:: STATED GOAL ::
Copy out the whole listing exactly as written, leaving the pictures behind.

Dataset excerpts
++++++

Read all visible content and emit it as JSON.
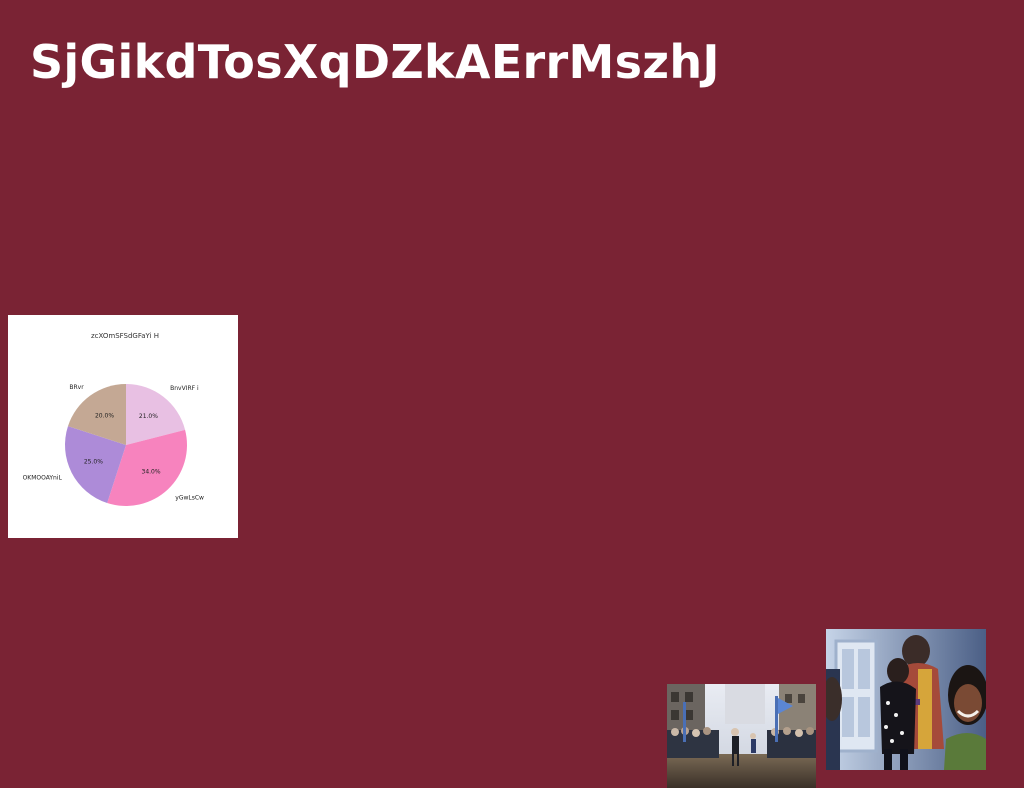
{
  "page": {
    "title": "SjGikdTosXqDZkAErrMszhJ"
  },
  "colors": {
    "background": "#7a2334",
    "card_background": "#ffffff",
    "title_text": "#ffffff"
  },
  "chart_data": {
    "type": "pie",
    "title": "zcXOmSFSdGFaYi H",
    "start_angle_deg": 90,
    "direction": "clockwise",
    "slices": [
      {
        "label": "BnvVIRF i",
        "value": 21.0,
        "pct_label": "21.0%",
        "color": "#e8c0e3"
      },
      {
        "label": "yGwLsCw",
        "value": 34.0,
        "pct_label": "34.0%",
        "color": "#f783be"
      },
      {
        "label": "OKMOOAYniL",
        "value": 25.0,
        "pct_label": "25.0%",
        "color": "#ad8bd8"
      },
      {
        "label": "BRvr",
        "value": 20.0,
        "pct_label": "20.0%",
        "color": "#c4a894"
      }
    ]
  },
  "images": [
    {
      "name": "parade-photo",
      "description_icon": "street-parade-photo"
    },
    {
      "name": "hug-photo",
      "description_icon": "people-hugging-photo"
    }
  ]
}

++++++

:: FULL ANSWER ::
Read all visible content and emit it as JSON.
{
  "page": {
    "title": "SjGikdTosXqDZkAErrMszhJ"
  },
  "colors": {
    "background": "#7a2334",
    "card_background": "#ffffff",
    "title_text": "#ffffff"
  },
  "chart_data": {
    "type": "pie",
    "title": "zcXOmSFSdGFaYi H",
    "start_angle_deg": 90,
    "direction": "clockwise",
    "slices": [
      {
        "label": "BnvVIRF i",
        "value": 21.0,
        "pct_label": "21.0%",
        "color": "#e8c0e3"
      },
      {
        "label": "yGwLsCw",
        "value": 34.0,
        "pct_label": "34.0%",
        "color": "#f783be"
      },
      {
        "label": "OKMOOAYniL",
        "value": 25.0,
        "pct_label": "25.0%",
        "color": "#ad8bd8"
      },
      {
        "label": "BRvr",
        "value": 20.0,
        "pct_label": "20.0%",
        "color": "#c4a894"
      }
    ]
  },
  "images": [
    {
      "name": "parade-photo",
      "description_icon": "street-parade-photo"
    },
    {
      "name": "hug-photo",
      "description_icon": "people-hugging-photo"
    }
  ]
}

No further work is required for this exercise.